§ THE RECORDS:
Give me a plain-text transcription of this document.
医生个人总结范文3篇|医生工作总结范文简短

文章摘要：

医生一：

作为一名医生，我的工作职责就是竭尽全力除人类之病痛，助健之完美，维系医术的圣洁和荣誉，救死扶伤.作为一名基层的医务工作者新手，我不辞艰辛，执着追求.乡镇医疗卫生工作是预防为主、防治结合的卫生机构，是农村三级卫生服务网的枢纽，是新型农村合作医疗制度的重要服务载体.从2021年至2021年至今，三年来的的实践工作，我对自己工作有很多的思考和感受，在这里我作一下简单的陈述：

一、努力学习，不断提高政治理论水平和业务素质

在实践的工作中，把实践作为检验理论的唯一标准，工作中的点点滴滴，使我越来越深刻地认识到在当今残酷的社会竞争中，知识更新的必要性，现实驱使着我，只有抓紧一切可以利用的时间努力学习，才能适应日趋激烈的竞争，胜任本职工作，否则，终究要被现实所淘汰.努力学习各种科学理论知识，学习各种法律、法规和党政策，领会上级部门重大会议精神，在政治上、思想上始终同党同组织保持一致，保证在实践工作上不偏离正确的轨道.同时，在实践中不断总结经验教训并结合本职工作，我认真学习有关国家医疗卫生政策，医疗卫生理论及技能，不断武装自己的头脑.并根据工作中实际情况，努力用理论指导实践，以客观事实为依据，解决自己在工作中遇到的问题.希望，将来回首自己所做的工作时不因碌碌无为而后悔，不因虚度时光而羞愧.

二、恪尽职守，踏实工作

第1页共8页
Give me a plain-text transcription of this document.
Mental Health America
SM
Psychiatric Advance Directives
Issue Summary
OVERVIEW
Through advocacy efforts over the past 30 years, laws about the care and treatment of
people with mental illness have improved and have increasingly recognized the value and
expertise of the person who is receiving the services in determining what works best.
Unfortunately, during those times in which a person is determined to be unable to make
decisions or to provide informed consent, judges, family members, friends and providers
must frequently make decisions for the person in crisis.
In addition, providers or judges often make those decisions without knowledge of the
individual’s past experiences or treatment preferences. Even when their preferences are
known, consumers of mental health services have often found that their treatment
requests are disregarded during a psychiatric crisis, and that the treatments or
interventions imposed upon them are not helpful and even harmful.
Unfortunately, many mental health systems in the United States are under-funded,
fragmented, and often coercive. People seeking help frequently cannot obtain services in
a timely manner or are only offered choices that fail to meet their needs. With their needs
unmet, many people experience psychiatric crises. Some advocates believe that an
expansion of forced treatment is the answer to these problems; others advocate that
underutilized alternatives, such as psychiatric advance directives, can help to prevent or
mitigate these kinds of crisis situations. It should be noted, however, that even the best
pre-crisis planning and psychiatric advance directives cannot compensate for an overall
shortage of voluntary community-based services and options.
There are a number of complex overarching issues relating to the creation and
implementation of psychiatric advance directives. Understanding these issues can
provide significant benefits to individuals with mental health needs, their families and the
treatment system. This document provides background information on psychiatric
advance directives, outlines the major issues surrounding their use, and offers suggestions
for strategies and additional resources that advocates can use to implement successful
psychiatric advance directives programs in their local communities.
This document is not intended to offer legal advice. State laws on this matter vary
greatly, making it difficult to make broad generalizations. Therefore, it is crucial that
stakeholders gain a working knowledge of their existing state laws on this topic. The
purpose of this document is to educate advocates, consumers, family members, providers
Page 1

§ EXERCISE:
Filter the listing above for the string "providers" and copy every matching line.

§ EXERCISE ANSWER:
decisions or to provide informed consent, judges, family members, friends and providers
In addition, providers or judges often make those decisions without knowledge of the
purpose of this document is to educate advocates, consumers, family members, providers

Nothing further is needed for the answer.